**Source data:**
* * * * *

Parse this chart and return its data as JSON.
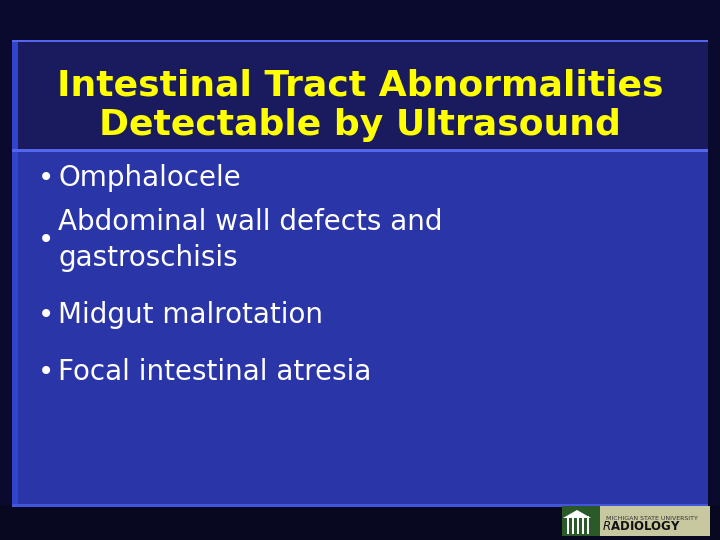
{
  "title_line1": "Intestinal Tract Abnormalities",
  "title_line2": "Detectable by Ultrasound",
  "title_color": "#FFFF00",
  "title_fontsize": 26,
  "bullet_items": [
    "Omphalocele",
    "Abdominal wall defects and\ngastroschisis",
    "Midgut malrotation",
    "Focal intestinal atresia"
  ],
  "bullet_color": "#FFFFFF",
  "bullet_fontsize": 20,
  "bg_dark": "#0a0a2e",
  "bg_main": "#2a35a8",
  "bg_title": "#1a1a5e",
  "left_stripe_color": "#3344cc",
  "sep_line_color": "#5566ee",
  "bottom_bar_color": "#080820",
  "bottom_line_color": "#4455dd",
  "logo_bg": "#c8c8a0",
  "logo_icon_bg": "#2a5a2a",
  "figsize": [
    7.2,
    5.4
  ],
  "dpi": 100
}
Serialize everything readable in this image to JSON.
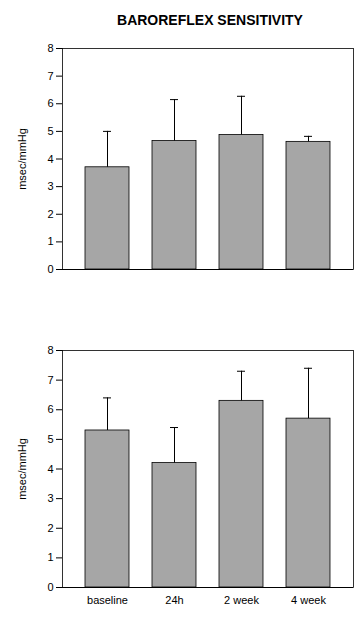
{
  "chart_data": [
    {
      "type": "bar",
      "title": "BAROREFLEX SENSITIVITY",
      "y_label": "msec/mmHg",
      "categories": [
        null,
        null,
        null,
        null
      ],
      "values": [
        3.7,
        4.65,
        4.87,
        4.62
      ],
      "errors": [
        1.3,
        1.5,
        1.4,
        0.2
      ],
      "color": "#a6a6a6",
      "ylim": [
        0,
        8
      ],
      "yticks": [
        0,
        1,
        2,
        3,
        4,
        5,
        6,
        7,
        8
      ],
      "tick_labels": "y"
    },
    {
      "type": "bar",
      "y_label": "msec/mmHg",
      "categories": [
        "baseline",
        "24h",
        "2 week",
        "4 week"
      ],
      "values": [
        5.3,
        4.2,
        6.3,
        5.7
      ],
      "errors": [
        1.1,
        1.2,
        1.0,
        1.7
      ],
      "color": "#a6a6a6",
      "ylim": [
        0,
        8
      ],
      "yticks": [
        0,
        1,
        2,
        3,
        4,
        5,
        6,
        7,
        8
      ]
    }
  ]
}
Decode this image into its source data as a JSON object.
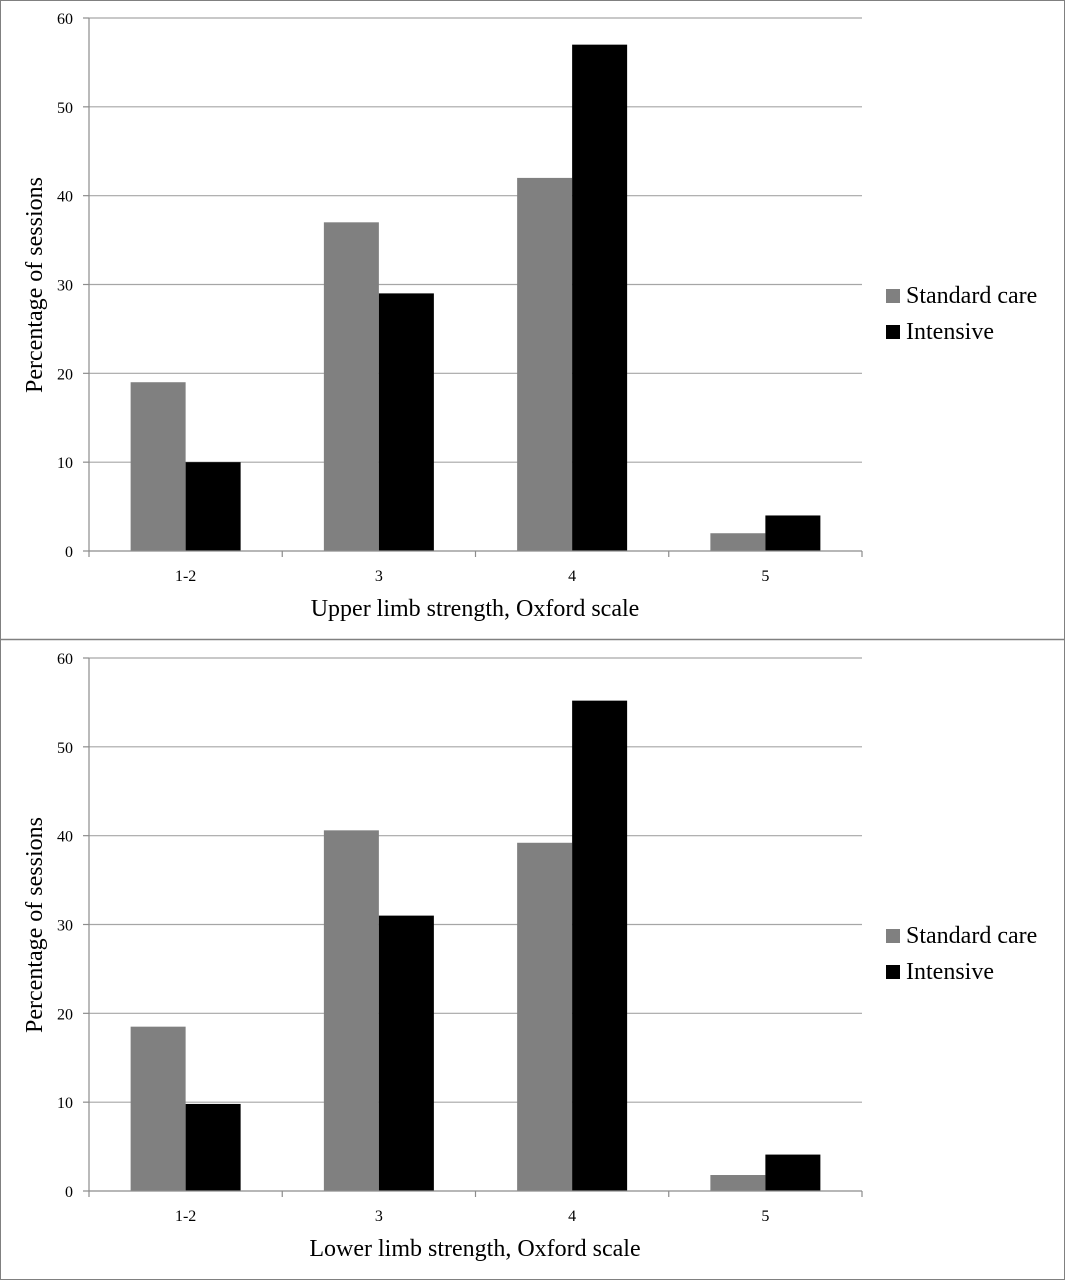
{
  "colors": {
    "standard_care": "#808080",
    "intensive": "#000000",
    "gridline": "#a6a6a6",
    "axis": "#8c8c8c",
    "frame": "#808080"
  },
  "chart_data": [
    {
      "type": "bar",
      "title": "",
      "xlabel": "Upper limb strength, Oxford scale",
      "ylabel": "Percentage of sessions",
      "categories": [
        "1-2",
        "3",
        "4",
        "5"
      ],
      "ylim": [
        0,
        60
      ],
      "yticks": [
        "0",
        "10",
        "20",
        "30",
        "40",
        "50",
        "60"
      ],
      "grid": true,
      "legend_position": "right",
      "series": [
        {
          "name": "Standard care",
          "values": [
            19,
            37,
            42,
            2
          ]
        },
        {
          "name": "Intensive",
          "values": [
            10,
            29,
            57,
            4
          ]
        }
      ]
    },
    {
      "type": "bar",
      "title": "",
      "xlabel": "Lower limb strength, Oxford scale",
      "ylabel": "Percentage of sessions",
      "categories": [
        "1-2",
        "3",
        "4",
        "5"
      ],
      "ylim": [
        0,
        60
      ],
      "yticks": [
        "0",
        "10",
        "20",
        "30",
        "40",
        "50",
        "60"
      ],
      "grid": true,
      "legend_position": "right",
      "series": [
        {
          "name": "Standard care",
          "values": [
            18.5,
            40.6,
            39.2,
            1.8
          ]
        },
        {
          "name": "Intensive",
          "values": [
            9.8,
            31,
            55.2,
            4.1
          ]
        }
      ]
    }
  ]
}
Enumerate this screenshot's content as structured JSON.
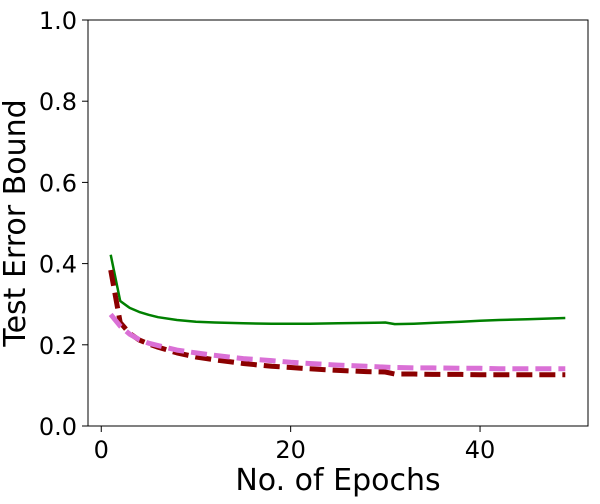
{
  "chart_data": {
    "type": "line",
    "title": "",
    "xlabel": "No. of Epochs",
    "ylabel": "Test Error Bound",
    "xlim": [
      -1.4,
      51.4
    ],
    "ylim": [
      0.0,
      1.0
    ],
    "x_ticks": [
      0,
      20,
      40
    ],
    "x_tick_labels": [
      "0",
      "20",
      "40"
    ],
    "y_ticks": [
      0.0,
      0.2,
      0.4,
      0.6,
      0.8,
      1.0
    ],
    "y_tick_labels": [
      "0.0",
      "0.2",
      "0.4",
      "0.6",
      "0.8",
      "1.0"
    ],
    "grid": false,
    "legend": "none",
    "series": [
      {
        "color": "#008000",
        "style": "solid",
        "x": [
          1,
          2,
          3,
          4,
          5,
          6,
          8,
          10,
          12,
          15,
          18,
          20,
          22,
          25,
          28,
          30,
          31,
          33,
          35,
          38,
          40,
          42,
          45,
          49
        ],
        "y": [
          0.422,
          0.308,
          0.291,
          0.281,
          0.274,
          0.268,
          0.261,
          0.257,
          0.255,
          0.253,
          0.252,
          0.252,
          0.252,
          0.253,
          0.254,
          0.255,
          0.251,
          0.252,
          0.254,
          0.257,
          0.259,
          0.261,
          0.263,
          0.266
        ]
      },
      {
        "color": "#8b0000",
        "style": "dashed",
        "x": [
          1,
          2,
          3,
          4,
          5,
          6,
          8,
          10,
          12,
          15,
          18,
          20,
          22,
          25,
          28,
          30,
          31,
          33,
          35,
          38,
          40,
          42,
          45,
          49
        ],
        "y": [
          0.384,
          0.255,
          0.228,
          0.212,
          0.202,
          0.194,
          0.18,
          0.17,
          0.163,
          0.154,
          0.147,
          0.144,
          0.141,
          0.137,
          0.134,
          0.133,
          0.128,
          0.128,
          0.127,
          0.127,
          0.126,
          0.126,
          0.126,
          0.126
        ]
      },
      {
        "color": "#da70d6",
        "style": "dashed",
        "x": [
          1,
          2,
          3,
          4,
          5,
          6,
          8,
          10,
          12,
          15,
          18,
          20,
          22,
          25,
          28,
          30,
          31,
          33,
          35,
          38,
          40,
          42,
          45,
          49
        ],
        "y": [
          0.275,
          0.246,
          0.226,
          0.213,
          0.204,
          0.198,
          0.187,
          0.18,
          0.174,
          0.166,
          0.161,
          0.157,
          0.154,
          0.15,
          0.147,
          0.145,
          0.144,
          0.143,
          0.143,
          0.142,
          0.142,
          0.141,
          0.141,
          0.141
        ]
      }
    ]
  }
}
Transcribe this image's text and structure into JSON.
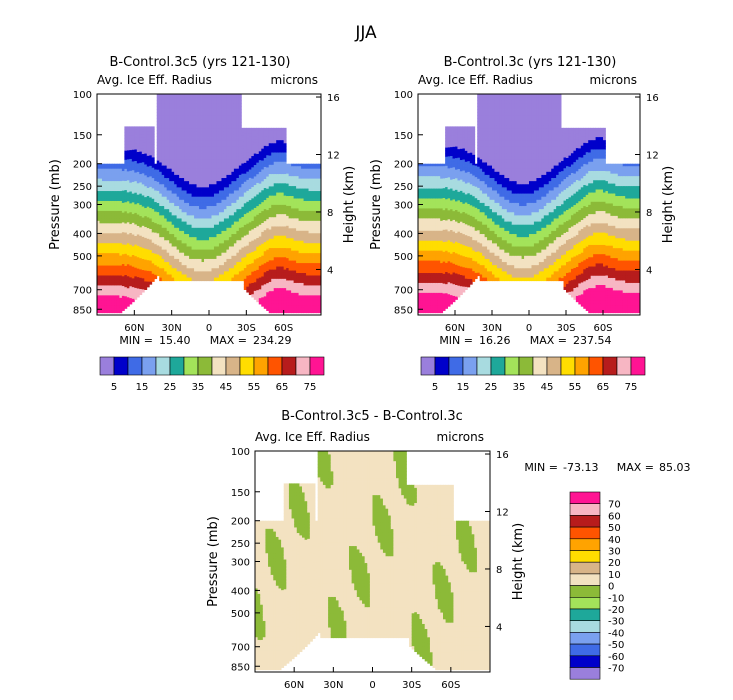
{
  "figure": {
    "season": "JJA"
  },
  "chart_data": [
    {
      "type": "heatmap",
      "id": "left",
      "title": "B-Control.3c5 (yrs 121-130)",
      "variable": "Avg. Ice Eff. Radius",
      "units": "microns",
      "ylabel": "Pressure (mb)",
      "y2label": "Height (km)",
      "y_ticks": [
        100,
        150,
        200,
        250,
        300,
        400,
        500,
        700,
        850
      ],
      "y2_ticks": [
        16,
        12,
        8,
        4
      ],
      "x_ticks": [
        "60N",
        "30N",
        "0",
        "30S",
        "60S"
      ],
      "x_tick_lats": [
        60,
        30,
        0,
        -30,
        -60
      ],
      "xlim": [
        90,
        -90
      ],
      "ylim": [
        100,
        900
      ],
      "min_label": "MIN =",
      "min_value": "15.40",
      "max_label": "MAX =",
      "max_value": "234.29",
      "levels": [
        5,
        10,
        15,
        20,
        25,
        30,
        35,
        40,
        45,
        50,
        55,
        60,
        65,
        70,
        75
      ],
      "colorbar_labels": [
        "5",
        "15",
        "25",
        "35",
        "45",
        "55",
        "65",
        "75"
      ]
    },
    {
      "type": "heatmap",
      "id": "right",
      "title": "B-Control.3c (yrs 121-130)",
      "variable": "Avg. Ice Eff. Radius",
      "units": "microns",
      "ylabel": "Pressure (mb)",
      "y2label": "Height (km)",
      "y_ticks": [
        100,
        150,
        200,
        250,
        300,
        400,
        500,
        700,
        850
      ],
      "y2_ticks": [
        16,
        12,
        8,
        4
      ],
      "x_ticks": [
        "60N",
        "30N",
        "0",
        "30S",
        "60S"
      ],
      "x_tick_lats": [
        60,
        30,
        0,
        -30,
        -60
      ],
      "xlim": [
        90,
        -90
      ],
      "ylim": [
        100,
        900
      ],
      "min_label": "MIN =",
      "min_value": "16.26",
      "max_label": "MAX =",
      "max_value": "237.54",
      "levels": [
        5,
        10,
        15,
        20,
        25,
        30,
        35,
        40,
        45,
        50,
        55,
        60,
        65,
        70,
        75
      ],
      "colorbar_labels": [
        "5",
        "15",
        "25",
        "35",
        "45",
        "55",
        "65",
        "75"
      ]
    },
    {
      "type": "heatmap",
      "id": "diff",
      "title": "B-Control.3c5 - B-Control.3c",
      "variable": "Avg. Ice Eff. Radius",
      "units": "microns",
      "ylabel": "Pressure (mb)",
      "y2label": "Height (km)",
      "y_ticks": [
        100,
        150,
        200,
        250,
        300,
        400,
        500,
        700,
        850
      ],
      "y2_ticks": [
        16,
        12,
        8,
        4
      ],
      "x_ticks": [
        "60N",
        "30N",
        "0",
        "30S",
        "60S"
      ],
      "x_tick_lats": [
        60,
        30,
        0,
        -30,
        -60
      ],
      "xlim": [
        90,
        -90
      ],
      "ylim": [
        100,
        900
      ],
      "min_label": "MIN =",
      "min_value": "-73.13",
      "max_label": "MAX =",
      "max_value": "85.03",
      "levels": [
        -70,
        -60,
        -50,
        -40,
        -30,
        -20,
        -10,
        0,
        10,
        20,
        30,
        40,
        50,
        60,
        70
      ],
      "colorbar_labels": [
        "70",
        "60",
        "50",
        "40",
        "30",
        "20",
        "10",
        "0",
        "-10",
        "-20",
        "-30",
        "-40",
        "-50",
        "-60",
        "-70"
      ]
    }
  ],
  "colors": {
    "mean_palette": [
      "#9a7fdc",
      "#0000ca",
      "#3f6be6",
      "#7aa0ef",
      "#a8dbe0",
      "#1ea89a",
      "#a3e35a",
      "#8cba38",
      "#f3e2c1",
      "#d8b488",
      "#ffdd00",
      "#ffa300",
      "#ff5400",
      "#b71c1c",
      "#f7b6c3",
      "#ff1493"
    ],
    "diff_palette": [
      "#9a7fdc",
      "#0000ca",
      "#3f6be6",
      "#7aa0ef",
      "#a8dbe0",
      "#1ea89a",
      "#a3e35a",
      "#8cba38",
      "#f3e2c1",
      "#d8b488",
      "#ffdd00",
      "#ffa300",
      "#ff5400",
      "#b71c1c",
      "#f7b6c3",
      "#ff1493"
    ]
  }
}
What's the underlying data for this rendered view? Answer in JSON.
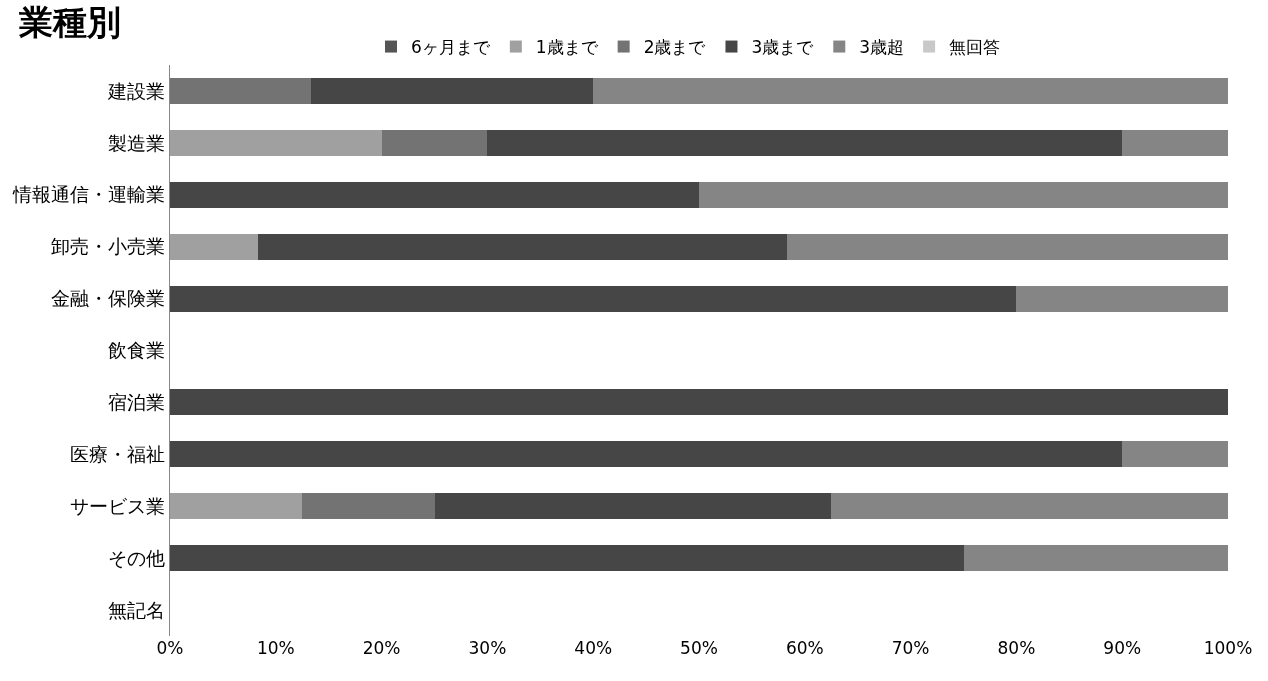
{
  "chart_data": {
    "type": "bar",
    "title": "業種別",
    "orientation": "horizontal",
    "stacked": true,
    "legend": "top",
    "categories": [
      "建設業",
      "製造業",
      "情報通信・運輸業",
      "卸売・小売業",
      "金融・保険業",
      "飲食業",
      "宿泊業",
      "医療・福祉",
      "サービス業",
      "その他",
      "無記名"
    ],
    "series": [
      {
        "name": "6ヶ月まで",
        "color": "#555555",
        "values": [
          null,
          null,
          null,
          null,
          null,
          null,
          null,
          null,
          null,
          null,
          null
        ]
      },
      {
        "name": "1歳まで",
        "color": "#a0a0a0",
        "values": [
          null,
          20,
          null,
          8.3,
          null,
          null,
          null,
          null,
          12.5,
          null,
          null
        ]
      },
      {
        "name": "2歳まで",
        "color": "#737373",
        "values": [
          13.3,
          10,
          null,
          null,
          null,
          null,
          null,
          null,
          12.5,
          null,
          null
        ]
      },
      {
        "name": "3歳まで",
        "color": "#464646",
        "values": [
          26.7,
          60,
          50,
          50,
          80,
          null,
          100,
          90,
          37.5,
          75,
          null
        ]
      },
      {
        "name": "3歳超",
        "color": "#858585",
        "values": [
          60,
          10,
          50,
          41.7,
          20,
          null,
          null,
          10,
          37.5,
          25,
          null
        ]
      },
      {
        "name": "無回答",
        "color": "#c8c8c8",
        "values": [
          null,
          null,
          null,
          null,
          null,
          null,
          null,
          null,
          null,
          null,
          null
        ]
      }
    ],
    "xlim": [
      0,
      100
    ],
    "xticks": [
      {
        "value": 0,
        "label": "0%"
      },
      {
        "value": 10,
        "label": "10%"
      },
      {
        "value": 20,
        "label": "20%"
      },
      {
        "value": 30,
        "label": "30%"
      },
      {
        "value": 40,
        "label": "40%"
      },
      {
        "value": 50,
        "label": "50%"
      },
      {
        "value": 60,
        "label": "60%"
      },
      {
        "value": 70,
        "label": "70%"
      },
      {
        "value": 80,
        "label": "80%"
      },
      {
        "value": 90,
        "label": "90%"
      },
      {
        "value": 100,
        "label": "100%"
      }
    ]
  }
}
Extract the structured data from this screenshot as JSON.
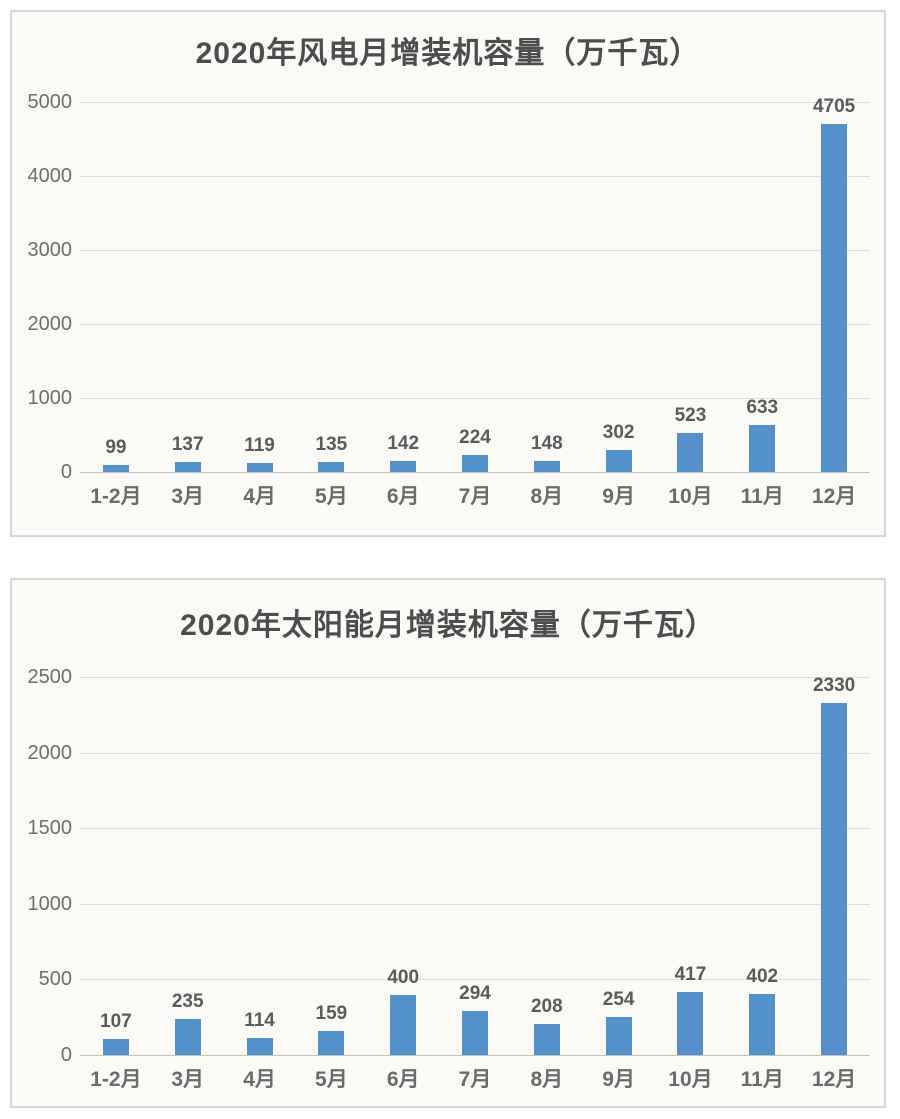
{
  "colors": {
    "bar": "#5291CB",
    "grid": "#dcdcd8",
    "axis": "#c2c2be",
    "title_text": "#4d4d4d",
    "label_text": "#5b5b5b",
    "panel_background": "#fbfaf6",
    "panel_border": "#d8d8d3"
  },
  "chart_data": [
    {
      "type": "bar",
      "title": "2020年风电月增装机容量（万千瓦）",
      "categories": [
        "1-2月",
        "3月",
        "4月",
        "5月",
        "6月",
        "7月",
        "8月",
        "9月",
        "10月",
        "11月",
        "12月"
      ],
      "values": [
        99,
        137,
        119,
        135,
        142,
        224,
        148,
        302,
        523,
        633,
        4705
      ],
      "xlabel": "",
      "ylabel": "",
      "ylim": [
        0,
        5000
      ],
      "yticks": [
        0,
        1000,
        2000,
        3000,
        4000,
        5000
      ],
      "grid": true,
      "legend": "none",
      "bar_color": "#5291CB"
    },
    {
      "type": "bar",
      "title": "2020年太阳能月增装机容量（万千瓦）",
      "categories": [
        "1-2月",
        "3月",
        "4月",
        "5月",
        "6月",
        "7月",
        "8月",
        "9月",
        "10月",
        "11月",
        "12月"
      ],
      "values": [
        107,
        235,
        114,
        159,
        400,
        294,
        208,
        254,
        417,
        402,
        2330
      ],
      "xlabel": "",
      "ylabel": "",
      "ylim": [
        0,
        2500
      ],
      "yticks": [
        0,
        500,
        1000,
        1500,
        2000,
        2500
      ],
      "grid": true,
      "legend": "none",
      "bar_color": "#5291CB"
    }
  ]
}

* * * * *

**Task to carry out:** Check each line above for "Oxford" and return the ones that have it.

**Response for this exercise:**
      "xlabel": "Upper limb strength, Oxford scale",
      "xlabel": "Lower limb strength, Oxford scale",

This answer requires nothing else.